Task brief: How many of the lines below hold the word "description"? Answer only with the number.

Data:

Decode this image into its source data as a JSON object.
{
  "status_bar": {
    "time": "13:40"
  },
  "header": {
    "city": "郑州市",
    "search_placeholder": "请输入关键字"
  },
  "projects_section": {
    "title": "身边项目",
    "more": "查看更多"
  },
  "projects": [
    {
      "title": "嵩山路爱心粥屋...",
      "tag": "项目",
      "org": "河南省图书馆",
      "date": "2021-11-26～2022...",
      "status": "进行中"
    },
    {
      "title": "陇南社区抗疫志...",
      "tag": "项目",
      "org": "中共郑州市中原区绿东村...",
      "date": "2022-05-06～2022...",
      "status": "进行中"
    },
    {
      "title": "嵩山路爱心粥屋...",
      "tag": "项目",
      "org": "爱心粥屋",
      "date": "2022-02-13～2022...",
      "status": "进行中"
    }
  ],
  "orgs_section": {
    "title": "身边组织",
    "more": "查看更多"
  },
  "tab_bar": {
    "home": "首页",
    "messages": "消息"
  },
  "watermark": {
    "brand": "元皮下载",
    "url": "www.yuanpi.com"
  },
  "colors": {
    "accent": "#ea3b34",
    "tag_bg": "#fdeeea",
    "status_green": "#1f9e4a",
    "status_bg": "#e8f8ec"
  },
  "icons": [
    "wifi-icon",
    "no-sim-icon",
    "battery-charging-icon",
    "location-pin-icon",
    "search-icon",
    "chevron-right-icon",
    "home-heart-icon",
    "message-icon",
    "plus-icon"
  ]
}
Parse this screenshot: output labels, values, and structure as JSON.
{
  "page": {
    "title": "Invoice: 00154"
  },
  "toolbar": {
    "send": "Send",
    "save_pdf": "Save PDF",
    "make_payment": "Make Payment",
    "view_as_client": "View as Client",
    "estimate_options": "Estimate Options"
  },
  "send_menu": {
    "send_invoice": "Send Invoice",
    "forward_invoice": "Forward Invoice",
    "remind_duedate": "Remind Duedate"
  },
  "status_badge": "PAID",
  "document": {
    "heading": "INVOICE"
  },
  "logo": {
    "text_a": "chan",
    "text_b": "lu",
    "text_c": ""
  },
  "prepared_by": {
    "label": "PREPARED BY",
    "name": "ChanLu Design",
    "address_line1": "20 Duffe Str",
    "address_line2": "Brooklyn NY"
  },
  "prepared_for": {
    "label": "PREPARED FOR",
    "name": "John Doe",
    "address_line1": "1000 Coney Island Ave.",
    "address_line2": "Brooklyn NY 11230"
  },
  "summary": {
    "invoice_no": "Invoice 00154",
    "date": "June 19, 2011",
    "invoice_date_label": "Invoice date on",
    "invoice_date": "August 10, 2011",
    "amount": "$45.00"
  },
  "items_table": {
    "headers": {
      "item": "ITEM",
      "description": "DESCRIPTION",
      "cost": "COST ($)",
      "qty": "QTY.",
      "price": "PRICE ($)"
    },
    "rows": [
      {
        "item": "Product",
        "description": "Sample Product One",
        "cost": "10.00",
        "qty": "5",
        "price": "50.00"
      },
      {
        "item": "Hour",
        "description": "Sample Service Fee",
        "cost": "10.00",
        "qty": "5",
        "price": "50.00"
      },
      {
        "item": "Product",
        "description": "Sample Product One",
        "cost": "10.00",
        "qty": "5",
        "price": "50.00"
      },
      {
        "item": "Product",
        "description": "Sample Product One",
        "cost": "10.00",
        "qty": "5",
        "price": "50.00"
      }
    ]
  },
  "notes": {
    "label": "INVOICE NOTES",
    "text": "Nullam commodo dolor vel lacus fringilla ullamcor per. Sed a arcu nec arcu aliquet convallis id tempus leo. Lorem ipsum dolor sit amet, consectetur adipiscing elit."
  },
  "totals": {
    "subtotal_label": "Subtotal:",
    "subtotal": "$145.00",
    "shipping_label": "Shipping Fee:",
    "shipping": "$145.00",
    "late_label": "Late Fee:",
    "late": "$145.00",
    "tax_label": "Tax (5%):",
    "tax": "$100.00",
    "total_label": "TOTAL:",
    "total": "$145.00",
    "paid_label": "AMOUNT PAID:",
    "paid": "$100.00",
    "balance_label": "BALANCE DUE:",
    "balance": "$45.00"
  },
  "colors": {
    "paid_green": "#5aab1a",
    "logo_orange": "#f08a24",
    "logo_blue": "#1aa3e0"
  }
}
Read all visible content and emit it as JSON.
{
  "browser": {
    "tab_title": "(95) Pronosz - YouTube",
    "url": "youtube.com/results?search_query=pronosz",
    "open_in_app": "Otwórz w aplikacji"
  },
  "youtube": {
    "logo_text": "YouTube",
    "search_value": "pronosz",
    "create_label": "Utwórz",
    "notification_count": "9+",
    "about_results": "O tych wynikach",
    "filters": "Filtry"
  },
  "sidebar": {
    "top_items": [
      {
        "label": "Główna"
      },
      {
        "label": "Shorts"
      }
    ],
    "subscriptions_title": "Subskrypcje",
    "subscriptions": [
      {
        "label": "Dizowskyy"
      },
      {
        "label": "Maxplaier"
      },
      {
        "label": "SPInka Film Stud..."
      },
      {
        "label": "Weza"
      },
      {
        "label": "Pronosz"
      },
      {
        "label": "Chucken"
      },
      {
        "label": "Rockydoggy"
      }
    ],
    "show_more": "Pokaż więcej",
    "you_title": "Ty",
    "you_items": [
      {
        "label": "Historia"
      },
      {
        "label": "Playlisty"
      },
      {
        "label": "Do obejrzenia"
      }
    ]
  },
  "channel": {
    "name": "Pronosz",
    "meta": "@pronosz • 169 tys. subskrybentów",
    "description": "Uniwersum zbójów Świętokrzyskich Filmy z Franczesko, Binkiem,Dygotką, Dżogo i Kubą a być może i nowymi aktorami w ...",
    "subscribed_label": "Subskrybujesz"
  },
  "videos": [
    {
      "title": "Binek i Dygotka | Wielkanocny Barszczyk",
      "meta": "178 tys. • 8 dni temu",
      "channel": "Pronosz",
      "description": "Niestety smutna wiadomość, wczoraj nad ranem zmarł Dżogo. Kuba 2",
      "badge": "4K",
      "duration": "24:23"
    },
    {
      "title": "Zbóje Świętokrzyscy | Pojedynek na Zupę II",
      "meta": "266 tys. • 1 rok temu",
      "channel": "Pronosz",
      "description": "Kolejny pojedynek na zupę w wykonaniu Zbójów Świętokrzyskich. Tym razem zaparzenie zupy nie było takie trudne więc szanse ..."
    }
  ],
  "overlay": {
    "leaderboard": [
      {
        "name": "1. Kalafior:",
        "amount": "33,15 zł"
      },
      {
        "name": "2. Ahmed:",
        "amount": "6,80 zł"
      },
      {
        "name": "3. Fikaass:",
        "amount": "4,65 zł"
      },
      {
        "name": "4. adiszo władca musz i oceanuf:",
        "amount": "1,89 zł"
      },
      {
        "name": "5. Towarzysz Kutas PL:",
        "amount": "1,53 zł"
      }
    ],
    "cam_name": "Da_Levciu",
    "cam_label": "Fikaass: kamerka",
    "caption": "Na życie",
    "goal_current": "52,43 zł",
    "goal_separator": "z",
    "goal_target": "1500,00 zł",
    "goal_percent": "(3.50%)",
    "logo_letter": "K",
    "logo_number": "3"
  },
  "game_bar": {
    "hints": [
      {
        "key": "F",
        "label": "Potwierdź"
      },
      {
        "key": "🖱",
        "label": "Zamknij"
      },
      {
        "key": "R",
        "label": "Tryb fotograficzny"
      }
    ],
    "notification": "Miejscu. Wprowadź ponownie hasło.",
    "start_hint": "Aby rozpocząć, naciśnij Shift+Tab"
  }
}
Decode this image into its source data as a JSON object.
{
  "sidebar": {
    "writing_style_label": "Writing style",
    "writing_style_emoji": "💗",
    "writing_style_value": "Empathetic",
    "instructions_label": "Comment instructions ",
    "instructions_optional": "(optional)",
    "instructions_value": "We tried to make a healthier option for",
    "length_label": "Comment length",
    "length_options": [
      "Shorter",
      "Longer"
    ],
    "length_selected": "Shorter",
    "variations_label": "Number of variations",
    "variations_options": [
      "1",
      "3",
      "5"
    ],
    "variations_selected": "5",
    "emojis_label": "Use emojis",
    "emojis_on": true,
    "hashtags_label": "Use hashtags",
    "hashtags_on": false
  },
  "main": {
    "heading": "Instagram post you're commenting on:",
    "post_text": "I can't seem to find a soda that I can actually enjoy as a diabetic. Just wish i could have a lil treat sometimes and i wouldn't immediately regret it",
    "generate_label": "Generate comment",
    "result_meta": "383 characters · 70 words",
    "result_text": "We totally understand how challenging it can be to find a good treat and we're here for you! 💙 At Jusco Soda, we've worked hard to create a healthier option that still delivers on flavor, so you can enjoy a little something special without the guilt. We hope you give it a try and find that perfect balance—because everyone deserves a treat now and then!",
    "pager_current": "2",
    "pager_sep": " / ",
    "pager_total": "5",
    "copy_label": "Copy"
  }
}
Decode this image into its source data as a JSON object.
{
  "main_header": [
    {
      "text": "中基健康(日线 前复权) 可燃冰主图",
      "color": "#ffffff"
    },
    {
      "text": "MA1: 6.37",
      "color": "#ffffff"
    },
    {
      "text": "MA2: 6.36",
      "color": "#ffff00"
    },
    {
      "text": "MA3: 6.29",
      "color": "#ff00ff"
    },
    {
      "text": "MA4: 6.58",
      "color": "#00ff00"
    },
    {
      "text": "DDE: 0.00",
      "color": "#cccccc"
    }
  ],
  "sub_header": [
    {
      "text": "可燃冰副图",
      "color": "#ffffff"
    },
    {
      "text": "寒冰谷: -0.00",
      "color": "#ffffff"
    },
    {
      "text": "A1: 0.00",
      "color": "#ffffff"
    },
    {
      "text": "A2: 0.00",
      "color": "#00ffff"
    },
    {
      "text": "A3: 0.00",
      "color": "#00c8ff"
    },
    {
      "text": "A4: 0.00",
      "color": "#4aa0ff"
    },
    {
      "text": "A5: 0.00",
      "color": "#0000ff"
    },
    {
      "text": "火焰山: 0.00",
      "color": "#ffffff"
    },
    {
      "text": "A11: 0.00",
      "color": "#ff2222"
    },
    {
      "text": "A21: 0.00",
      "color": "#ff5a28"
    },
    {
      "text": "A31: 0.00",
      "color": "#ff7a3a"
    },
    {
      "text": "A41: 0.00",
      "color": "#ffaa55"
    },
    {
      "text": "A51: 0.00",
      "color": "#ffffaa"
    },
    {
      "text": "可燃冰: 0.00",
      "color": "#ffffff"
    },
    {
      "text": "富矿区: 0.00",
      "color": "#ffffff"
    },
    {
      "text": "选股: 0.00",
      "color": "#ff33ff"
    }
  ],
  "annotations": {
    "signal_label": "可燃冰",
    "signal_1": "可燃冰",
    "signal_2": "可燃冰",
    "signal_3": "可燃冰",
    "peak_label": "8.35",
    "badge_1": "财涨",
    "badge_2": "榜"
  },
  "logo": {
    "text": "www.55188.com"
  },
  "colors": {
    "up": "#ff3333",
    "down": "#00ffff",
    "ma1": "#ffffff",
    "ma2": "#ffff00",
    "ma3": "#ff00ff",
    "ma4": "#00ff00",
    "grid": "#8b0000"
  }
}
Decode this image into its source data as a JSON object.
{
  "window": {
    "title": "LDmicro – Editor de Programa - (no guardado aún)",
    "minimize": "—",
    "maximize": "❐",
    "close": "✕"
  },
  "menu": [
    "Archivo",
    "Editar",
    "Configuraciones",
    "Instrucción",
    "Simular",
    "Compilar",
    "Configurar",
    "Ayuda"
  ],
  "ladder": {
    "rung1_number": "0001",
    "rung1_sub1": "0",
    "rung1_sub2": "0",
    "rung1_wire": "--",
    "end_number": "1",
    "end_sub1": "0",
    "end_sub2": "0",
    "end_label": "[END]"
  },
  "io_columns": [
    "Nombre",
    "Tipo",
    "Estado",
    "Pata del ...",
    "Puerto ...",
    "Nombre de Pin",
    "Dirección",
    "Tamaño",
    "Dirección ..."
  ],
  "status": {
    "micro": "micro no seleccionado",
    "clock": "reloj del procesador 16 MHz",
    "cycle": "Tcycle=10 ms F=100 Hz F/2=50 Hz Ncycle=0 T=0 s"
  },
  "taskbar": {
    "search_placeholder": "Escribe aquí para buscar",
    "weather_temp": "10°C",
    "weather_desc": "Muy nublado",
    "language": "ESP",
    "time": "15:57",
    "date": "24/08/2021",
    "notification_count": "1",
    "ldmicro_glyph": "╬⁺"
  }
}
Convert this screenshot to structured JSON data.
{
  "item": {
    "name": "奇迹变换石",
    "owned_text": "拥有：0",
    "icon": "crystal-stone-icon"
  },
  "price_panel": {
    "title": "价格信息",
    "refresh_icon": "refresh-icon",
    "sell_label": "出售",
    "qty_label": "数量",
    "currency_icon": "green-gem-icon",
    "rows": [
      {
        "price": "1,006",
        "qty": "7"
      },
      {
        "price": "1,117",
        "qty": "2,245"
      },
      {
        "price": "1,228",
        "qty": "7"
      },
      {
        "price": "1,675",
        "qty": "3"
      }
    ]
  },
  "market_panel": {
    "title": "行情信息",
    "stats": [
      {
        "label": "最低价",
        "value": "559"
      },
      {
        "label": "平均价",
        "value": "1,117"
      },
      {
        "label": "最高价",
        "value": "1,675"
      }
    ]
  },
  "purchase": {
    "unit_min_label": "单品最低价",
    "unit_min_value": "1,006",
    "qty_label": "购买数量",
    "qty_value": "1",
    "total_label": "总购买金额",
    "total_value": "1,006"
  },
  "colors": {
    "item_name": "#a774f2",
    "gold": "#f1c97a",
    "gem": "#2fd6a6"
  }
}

Reply to the task: 8